## Prompt 1
Answer these from the description of the Aria and Basements series below:
(a) Which opera is the source of the piece in Altman's segment of Aria?
(b) In what city and year were both sections of Basements shot?
(c) Who photographed the stills of Altman's segment in the Aria program?
## Prompt 2
Return, word for word, everything in the description of the Aria and Basements series from "Both sections of" down to "the two films.".

## Page

The Aria series (0.1 linear foot) contains material from the 1987 film Aria. This film consisted of ten segments each by a different director with each one taking inspiration from a different opera. Altman's segment features the piece "Lieu désolé" from the opera "Les Boréades" by Jean-Philippe Rameau.  It is sung by Jennifer Smith, Ane-Marie Rodde, and Philip Langride and stars Julie Hagerty, Geneviève Page, Sandrine Dumas, and Chris Campion. Other segments of this film are directed by Jean-Luc Godard, Charles Sturridge, Nicolas Roeg, Julien Temple, Bruce Beresford, Franc Roddam, Ken Russell, Derek Jarman, and Bill Bryden.  The film was produced by Dan Boyed.

The legal material and the business and financial records in this series contain information regarding Boyds Co. Film Production Limited which provided editing services for the film. The articles and reviews sub-series contain material regarding both on Altman's segment of the film and the entire production from both domestic and international publications.  Awards, events, and festivals sub-series contain materials from the 1987 Cannes Film Festival.  Included is a program for the film which includes stills of Altman's segment photographed by one of Altman's sons, Robert Reed Altman.

The Basements series (5.25 linear feet) consists of materials from two short films produced and directed by Robert Altman based on stage productions written by Harold Pinter. The Dumb Waiter features John Travolta and Tom Conti and The Room features Linda Hunt, Annie Lennox, Julian Sands, David Hemblen, Abbott Anderson, and Donald Pleasance.

Both sections of the film were shot in Montreal in 1986. These films were produced by ABC to be two made for TV specials and aired separately. The two films were then shown as one feature film named Basements at the 1987 Montreal Film Festival.

The legal material includes actor agreements, copyright information, and insurance forms.  Additionally, the legal materials include correspondence from Pinter regarding a request for extended distribution rights, and he expresses his disappointment in the two films.

## Given data
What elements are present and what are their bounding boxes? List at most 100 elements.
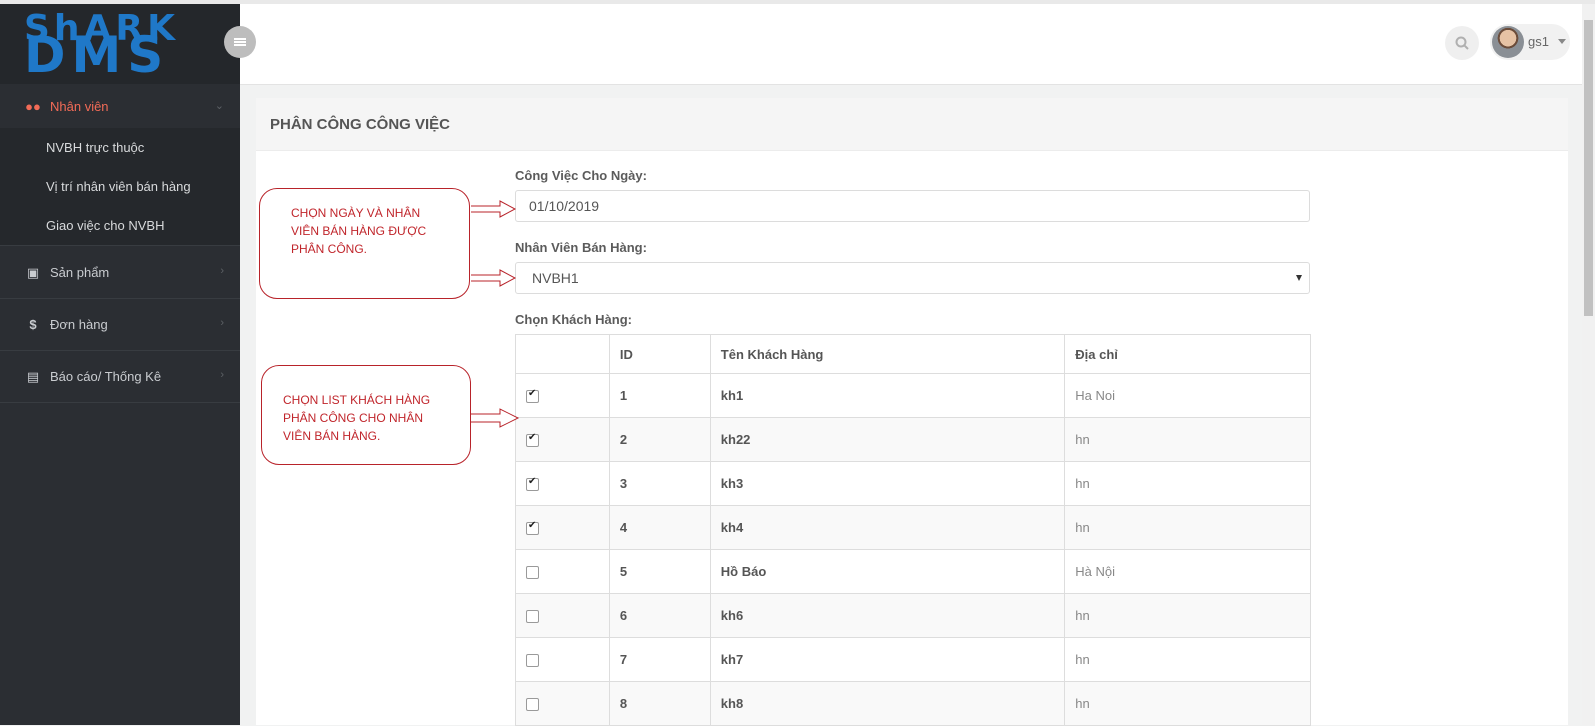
row-checkbox[interactable] [526,476,539,492]
row-id: 7 [608,637,711,682]
table-row[interactable]: 1kh1Ha Noi [515,373,1311,418]
row-customer-name: Hồ Báo [709,549,1066,594]
row-id: 6 [608,593,711,638]
date-field[interactable]: 01/10/2019 [515,190,1310,222]
search-icon [1455,36,1469,50]
row-customer-name: kh1 [709,373,1066,418]
row-select-cell [515,593,610,638]
row-address: hn [1064,593,1311,638]
chevron-right-icon: › [220,369,224,381]
sidebar: ShARK DMS ●● Nhân viên ⌄ NVBH trực thuộc… [0,4,240,725]
row-checkbox[interactable] [526,698,539,712]
sidebar-item-label: Sản phẩm [50,265,110,280]
chevron-right-icon: › [220,317,224,329]
date-label: Công Việc Cho Ngày: [515,168,647,183]
row-id: 3 [608,461,711,506]
row-id: 4 [608,505,711,550]
scrollbar-thumb[interactable] [1584,20,1593,316]
row-customer-name: kh7 [709,637,1066,682]
search-button[interactable] [1445,26,1479,60]
staff-select-value: NVBH1 [532,270,579,286]
row-customer-name: kh22 [709,417,1066,462]
staff-label: Nhân Viên Bán Hàng: [515,240,647,255]
annotation-line: CHỌN LIST KHÁCH HÀNG [283,393,431,407]
scrollbar[interactable] [1582,4,1595,725]
row-address: hn [1064,505,1311,550]
row-address: Hà Nội [1064,549,1311,594]
sidebar-toggle-button[interactable] [224,26,256,58]
row-select-cell [515,373,610,418]
table-row[interactable]: 7 kh7 hn [515,637,1311,682]
top-header [240,4,1595,85]
sidebar-item-label: Nhân viên [50,98,109,114]
avatar [1492,26,1524,58]
sidebar-subitem-vi-tri-nhan-vien[interactable]: Vị trí nhân viên bán hàng [0,167,240,206]
table-row[interactable]: 4kh4hn [515,505,1311,550]
row-id: 8 [608,681,711,726]
row-select-cell [515,681,610,726]
sidebar-item-don-hang[interactable]: $ Đơn hàng › [0,299,240,350]
submenu: NVBH trực thuộc Vị trí nhân viên bán hàn… [0,128,240,245]
row-address: hn [1064,637,1311,682]
table-row[interactable]: 6 kh6 hn [515,593,1311,638]
panel-header: PHÂN CÔNG CÔNG VIỆC [256,98,1568,151]
sidebar-group-san-pham: ▣ Sản phẩm › [0,247,240,299]
table-row[interactable]: 8 kh8 hn [515,681,1311,726]
row-customer-name: kh4 [709,505,1066,550]
table-row[interactable]: 5 Hồ Báo Hà Nội [515,549,1311,594]
sidebar-subitem-giao-viec[interactable]: Giao việc cho NVBH [0,206,240,245]
column-header-name[interactable]: Tên Khách Hàng [709,334,1066,374]
annotation-line: VIÊN BÁN HÀNG. [283,429,381,443]
sidebar-item-san-pham[interactable]: ▣ Sản phẩm › [0,247,240,298]
row-select-cell [515,549,610,594]
row-select-cell [515,417,610,462]
row-checkbox[interactable] [526,610,539,624]
menu-icon [234,38,246,46]
row-address: hn [1064,681,1311,726]
sidebar-item-label: Đơn hàng [50,317,108,332]
logo[interactable]: ShARK DMS [0,4,240,84]
caret-down-icon [1558,39,1566,44]
logo-line-2: DMS [24,26,170,84]
column-header-address[interactable]: Địa chỉ [1064,334,1311,374]
annotation-line: PHÂN CÔNG. [291,242,368,256]
annotation-line: PHÂN CÔNG CHO NHÂN [283,411,424,425]
dollar-icon: $ [29,317,37,332]
sidebar-item-nhan-vien[interactable]: ●● Nhân viên ⌄ [0,84,240,128]
row-checkbox[interactable] [526,566,539,580]
customer-label: Chọn Khách Hàng: [515,312,632,327]
annotation-line: CHỌN NGÀY VÀ NHÂN [291,206,421,220]
row-address: hn [1064,417,1311,462]
user-name: gs1 [1528,34,1549,49]
table-row[interactable]: 3kh3hn [515,461,1311,506]
row-checkbox[interactable] [526,388,539,404]
staff-select[interactable]: NVBH1 [515,262,1310,294]
row-customer-name: kh3 [709,461,1066,506]
sidebar-item-label: Báo cáo/ Thống Kê [50,369,162,384]
table-row[interactable]: 2kh22hn [515,417,1311,462]
table-header-row: ID Tên Khách Hàng Địa chỉ [515,334,1311,374]
row-id: 5 [608,549,711,594]
sidebar-subitem-nvbh-truc-thuoc[interactable]: NVBH trực thuộc [0,128,240,167]
dropdown-arrow-icon [1296,275,1302,281]
sidebar-group-bao-cao: ▤ Báo cáo/ Thống Kê › [0,351,240,403]
gift-icon: ▣ [26,264,40,280]
annotation-arrow-2 [471,408,520,428]
row-address: hn [1064,461,1311,506]
row-checkbox[interactable] [526,654,539,668]
sidebar-group-nhan-vien: ●● Nhân viên ⌄ NVBH trực thuộc Vị trí nh… [0,84,240,246]
row-checkbox[interactable] [526,520,539,536]
user-menu[interactable]: gs1 [1490,24,1570,60]
annotation-callout-2: CHỌN LIST KHÁCH HÀNG PHÂN CÔNG CHO NHÂN … [261,365,471,465]
row-checkbox[interactable] [526,432,539,448]
row-id: 1 [608,373,711,418]
annotation-callout-1: CHỌN NGÀY VÀ NHÂN VIÊN BÁN HÀNG ĐƯỢC PHÂ… [259,188,470,299]
row-select-cell [515,505,610,550]
row-customer-name: kh8 [709,681,1066,726]
row-customer-name: kh6 [709,593,1066,638]
column-header-id[interactable]: ID [608,334,711,374]
chevron-right-icon: › [220,265,224,277]
row-select-cell [515,637,610,682]
column-header-select [515,334,610,374]
sidebar-item-bao-cao[interactable]: ▤ Báo cáo/ Thống Kê › [0,351,240,402]
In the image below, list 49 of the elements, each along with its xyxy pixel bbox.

## Full solution 1
(a) "Les Boréades" by Jean-Philippe Rameau
(b) Montreal, 1986
(c) Robert Reed Altman, one of Altman's sons

## Full solution 2
Both sections of the film were shot in Montreal in 1986. These films were produced by ABC to be two made for TV specials and aired separately. The two films were then shown as one feature film named Basements at the 1987 Montreal Film Festival.

The legal material includes actor agreements, copyright information, and insurance forms.  Additionally, the legal materials include correspondence from Pinter regarding a request for extended distribution rights, and he expresses his disappointment in the two films.